* AIM OF THE TASK
Go through the records and extract every line with the word "that".

* DATA SHOWN
□ □ □

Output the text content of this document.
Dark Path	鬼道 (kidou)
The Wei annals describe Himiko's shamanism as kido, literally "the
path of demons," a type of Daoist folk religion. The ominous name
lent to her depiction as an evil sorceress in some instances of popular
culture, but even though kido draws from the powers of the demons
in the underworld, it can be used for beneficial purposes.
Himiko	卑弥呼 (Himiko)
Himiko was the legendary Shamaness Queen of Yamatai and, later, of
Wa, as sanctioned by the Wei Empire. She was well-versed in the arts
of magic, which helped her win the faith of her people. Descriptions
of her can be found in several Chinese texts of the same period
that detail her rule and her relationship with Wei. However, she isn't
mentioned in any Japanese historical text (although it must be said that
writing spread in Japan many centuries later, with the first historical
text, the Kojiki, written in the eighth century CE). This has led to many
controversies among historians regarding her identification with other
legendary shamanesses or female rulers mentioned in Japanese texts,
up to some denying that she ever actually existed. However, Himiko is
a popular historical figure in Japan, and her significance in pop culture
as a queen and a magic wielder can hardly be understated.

□ □ □

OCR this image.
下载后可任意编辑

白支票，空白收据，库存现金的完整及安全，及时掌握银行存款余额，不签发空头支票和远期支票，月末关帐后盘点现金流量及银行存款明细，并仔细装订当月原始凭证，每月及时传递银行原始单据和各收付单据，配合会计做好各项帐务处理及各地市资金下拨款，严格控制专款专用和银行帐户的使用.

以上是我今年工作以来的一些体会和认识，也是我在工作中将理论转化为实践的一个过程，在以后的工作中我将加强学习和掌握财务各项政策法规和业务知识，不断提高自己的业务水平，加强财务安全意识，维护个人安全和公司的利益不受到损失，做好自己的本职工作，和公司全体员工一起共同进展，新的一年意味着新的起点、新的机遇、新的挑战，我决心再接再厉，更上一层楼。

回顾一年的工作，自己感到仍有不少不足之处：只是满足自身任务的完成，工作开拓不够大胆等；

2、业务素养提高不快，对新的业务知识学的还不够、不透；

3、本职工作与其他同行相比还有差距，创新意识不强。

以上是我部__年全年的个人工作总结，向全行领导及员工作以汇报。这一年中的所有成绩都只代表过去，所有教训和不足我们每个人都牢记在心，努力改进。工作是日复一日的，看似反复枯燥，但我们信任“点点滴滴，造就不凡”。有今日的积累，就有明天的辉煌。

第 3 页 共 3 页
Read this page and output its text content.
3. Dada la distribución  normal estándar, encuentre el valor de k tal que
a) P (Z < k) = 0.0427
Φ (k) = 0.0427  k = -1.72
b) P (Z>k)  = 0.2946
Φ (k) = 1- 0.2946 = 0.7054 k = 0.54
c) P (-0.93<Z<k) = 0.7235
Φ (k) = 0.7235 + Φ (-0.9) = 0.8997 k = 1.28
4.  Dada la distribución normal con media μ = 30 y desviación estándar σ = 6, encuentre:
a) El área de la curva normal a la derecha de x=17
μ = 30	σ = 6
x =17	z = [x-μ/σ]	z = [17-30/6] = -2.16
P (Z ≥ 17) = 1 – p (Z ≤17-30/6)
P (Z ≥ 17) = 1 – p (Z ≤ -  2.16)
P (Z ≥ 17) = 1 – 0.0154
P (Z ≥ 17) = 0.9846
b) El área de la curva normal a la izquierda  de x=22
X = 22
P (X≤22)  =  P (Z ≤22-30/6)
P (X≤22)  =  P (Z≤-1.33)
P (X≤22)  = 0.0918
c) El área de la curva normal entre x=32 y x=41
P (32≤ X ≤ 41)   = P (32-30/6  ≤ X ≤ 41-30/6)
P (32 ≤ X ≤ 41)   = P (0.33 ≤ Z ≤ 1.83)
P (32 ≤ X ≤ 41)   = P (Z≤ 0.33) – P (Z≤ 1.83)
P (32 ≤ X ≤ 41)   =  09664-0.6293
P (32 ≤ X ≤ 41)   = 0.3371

□ □ □

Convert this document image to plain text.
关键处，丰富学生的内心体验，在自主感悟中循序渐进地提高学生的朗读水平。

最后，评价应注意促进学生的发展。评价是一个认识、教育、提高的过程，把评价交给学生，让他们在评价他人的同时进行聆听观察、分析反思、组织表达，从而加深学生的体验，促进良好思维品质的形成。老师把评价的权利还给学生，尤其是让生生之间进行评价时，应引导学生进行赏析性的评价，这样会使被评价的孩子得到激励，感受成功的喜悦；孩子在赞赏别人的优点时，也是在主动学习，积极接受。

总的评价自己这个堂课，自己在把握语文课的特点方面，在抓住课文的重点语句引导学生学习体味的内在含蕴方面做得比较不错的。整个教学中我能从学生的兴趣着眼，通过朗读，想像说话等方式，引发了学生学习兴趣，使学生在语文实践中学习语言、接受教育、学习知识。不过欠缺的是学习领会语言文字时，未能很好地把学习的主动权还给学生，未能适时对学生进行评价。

□ □ □

* ANSWER TO THIS PROBLEM
that detail her rule and her relationship with Wei. However, she isn't
mentioned in any Japanese historical text (although it must be said that
up to some denying that she ever actually existed. However, Himiko is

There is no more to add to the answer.